### RECORDS TO USE
## begin

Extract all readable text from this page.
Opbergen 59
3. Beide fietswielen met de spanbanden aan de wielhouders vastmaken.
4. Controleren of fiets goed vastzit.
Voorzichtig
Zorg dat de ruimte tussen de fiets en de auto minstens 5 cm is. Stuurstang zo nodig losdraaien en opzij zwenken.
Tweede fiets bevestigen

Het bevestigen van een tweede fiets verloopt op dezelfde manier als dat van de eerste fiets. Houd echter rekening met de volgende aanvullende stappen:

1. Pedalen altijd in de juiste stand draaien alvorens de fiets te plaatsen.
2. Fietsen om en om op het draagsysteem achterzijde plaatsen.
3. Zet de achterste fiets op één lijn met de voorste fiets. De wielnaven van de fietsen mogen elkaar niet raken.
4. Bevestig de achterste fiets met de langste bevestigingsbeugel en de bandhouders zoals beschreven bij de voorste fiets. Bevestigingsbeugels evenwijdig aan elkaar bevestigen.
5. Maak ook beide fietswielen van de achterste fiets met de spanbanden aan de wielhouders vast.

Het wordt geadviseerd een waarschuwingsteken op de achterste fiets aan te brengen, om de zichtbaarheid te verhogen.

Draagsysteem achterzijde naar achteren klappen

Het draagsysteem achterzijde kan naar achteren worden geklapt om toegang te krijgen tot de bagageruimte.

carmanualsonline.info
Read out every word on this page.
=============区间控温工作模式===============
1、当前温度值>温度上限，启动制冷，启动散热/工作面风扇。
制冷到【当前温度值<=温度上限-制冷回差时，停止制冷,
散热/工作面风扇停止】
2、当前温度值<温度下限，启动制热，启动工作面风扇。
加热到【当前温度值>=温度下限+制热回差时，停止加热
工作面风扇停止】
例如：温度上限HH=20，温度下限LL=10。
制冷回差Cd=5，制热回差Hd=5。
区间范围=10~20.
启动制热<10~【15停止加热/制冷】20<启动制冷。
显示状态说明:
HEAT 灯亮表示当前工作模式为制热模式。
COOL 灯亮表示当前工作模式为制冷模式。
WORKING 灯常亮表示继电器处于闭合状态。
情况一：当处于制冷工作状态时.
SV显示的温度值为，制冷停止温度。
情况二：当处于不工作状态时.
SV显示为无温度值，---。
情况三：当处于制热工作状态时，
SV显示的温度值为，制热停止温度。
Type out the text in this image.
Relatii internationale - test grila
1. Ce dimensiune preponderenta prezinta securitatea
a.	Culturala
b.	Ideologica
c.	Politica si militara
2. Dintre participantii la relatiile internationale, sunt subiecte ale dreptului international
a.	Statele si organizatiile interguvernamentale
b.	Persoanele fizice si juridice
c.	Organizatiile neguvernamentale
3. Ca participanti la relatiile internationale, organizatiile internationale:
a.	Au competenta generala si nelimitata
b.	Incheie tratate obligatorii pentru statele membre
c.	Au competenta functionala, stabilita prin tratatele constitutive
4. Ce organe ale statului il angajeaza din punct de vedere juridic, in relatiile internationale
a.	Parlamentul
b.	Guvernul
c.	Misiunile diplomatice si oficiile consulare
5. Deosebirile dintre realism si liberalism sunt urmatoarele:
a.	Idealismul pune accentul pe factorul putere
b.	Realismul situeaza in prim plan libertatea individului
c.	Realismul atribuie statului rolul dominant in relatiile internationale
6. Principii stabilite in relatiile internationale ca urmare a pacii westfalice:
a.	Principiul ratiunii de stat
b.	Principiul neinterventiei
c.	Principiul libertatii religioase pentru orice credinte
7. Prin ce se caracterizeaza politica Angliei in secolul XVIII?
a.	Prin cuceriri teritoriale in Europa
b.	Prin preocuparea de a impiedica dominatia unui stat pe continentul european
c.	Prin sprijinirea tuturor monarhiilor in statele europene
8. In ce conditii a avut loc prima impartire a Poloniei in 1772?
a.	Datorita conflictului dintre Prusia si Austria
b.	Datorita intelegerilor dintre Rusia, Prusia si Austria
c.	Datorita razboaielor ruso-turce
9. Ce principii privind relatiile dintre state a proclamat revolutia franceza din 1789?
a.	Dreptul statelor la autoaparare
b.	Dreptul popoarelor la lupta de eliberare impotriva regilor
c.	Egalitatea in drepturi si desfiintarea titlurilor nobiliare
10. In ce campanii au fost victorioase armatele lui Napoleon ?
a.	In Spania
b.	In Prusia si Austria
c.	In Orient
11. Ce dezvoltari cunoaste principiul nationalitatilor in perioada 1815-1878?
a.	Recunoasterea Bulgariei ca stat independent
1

## end

### TASK DIRECTIONS
Set down all of the records shown above once more, exactly.

### WRITTEN RESPONSE
Extract all readable text from this page.
Opbergen 59
3. Beide fietswielen met de spanbanden aan de wielhouders vastmaken.
4. Controleren of fiets goed vastzit.
Voorzichtig
Zorg dat de ruimte tussen de fiets en de auto minstens 5 cm is. Stuurstang zo nodig losdraaien en opzij zwenken.
Tweede fiets bevestigen

Het bevestigen van een tweede fiets verloopt op dezelfde manier als dat van de eerste fiets. Houd echter rekening met de volgende aanvullende stappen:

1. Pedalen altijd in de juiste stand draaien alvorens de fiets te plaatsen.
2. Fietsen om en om op het draagsysteem achterzijde plaatsen.
3. Zet de achterste fiets op één lijn met de voorste fiets. De wielnaven van de fietsen mogen elkaar niet raken.
4. Bevestig de achterste fiets met de langste bevestigingsbeugel en de bandhouders zoals beschreven bij de voorste fiets. Bevestigingsbeugels evenwijdig aan elkaar bevestigen.
5. Maak ook beide fietswielen van de achterste fiets met de spanbanden aan de wielhouders vast.

Het wordt geadviseerd een waarschuwingsteken op de achterste fiets aan te brengen, om de zichtbaarheid te verhogen.

Draagsysteem achterzijde naar achteren klappen

Het draagsysteem achterzijde kan naar achteren worden geklapt om toegang te krijgen tot de bagageruimte.

carmanualsonline.info
Read out every word on this page.
=============区间控温工作模式===============
1、当前温度值>温度上限，启动制冷，启动散热/工作面风扇。
制冷到【当前温度值<=温度上限-制冷回差时，停止制冷,
散热/工作面风扇停止】
2、当前温度值<温度下限，启动制热，启动工作面风扇。
加热到【当前温度值>=温度下限+制热回差时，停止加热
工作面风扇停止】
例如：温度上限HH=20，温度下限LL=10。
制冷回差Cd=5，制热回差Hd=5。
区间范围=10~20.
启动制热<10~【15停止加热/制冷】20<启动制冷。
显示状态说明:
HEAT 灯亮表示当前工作模式为制热模式。
COOL 灯亮表示当前工作模式为制冷模式。
WORKING 灯常亮表示继电器处于闭合状态。
情况一：当处于制冷工作状态时.
SV显示的温度值为，制冷停止温度。
情况二：当处于不工作状态时.
SV显示为无温度值，---。
情况三：当处于制热工作状态时，
SV显示的温度值为，制热停止温度。
Type out the text in this image.
Relatii internationale - test grila
1. Ce dimensiune preponderenta prezinta securitatea
a.	Culturala
b.	Ideologica
c.	Politica si militara
2. Dintre participantii la relatiile internationale, sunt subiecte ale dreptului international
a.	Statele si organizatiile interguvernamentale
b.	Persoanele fizice si juridice
c.	Organizatiile neguvernamentale
3. Ca participanti la relatiile internationale, organizatiile internationale:
a.	Au competenta generala si nelimitata
b.	Incheie tratate obligatorii pentru statele membre
c.	Au competenta functionala, stabilita prin tratatele constitutive
4. Ce organe ale statului il angajeaza din punct de vedere juridic, in relatiile internationale
a.	Parlamentul
b.	Guvernul
c.	Misiunile diplomatice si oficiile consulare
5. Deosebirile dintre realism si liberalism sunt urmatoarele:
a.	Idealismul pune accentul pe factorul putere
b.	Realismul situeaza in prim plan libertatea individului
c.	Realismul atribuie statului rolul dominant in relatiile internationale
6. Principii stabilite in relatiile internationale ca urmare a pacii westfalice:
a.	Principiul ratiunii de stat
b.	Principiul neinterventiei
c.	Principiul libertatii religioase pentru orice credinte
7. Prin ce se caracterizeaza politica Angliei in secolul XVIII?
a.	Prin cuceriri teritoriale in Europa
b.	Prin preocuparea de a impiedica dominatia unui stat pe continentul european
c.	Prin sprijinirea tuturor monarhiilor in statele europene
8. In ce conditii a avut loc prima impartire a Poloniei in 1772?
a.	Datorita conflictului dintre Prusia si Austria
b.	Datorita intelegerilor dintre Rusia, Prusia si Austria
c.	Datorita razboaielor ruso-turce
9. Ce principii privind relatiile dintre state a proclamat revolutia franceza din 1789?
a.	Dreptul statelor la autoaparare
b.	Dreptul popoarelor la lupta de eliberare impotriva regilor
c.	Egalitatea in drepturi si desfiintarea titlurilor nobiliare
10. In ce campanii au fost victorioase armatele lui Napoleon ?
a.	In Spania
b.	In Prusia si Austria
c.	In Orient
11. Ce dezvoltari cunoaste principiul nationalitatilor in perioada 1815-1878?
a.	Recunoasterea Bulgariei ca stat independent
1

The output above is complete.